_EXERCISE DESCRIPTION_
Pick out every line in the data below that holds "icon".

* begin EXERCISE DATA *

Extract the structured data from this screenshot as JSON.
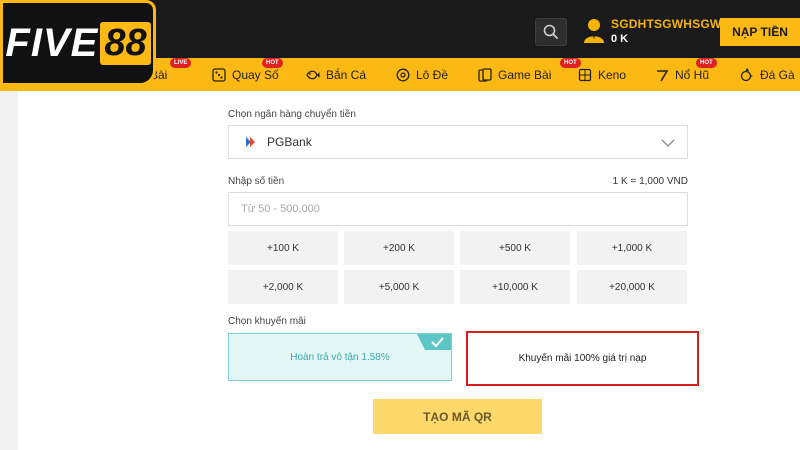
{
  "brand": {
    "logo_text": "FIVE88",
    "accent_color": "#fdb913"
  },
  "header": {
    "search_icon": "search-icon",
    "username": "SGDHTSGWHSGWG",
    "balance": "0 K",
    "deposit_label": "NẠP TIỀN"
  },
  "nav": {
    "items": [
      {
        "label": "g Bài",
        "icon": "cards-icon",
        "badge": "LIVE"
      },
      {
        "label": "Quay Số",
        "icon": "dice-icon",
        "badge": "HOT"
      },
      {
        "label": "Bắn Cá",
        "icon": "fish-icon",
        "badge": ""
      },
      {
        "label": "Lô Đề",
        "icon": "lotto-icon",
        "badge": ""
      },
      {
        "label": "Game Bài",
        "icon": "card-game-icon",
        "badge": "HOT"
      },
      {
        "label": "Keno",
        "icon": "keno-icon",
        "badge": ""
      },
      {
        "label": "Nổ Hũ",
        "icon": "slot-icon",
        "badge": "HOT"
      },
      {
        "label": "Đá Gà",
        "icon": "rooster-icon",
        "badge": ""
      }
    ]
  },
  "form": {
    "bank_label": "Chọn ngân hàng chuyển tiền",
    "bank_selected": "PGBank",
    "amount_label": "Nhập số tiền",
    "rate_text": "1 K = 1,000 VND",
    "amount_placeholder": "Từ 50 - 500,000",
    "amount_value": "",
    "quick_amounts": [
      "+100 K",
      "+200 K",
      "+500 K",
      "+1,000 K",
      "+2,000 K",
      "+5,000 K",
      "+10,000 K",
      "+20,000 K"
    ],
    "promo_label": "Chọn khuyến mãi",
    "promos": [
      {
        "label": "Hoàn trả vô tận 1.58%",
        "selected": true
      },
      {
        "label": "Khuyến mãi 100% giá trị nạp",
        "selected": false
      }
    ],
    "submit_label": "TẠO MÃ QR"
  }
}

* end EXERCISE DATA *

_COMPLETED TASK_
    "search_icon": "search-icon",
        "icon": "cards-icon",
        "icon": "dice-icon",
        "icon": "fish-icon",
        "icon": "lotto-icon",
        "icon": "card-game-icon",
        "icon": "keno-icon",
        "icon": "slot-icon",
        "icon": "rooster-icon",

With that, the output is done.